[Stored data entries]
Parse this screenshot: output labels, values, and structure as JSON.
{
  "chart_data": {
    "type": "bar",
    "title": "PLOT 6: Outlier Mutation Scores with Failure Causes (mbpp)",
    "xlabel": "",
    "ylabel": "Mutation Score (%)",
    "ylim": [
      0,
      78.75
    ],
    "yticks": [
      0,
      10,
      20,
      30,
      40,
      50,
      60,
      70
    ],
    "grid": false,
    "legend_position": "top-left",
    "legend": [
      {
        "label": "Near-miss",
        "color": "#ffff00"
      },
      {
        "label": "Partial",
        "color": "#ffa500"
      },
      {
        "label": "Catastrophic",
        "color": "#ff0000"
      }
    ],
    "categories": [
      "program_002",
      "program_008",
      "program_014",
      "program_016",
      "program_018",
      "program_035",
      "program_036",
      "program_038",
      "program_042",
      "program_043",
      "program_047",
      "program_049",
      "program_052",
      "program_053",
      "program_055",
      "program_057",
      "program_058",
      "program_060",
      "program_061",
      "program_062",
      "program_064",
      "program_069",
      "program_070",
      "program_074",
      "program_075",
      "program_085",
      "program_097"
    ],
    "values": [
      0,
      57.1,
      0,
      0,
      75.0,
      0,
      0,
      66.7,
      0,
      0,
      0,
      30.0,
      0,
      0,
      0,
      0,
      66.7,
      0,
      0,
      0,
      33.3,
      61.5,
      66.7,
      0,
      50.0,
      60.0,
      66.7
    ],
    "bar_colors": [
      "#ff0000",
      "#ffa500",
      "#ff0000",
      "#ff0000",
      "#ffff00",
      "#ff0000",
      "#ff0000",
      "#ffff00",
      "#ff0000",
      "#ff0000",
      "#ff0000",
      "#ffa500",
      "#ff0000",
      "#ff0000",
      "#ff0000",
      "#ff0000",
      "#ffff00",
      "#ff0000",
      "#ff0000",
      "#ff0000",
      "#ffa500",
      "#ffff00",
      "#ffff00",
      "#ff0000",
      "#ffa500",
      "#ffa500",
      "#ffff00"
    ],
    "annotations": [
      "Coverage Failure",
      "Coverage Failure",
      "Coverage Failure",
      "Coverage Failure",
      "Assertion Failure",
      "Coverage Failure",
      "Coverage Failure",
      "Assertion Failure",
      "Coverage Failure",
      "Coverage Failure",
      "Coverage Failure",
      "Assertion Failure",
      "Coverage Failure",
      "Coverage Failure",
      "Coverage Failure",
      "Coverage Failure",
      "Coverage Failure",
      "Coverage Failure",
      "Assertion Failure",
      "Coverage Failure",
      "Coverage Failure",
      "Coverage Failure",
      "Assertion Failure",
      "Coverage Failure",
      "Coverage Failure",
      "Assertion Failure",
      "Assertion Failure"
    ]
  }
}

[WHAT IS REQUIRED] From the entries above, select each line containing the string "Mutation".

[COMPLETE ANSWER]
    "title": "PLOT 6: Outlier Mutation Scores with Failure Causes (mbpp)",
    "ylabel": "Mutation Score (%)",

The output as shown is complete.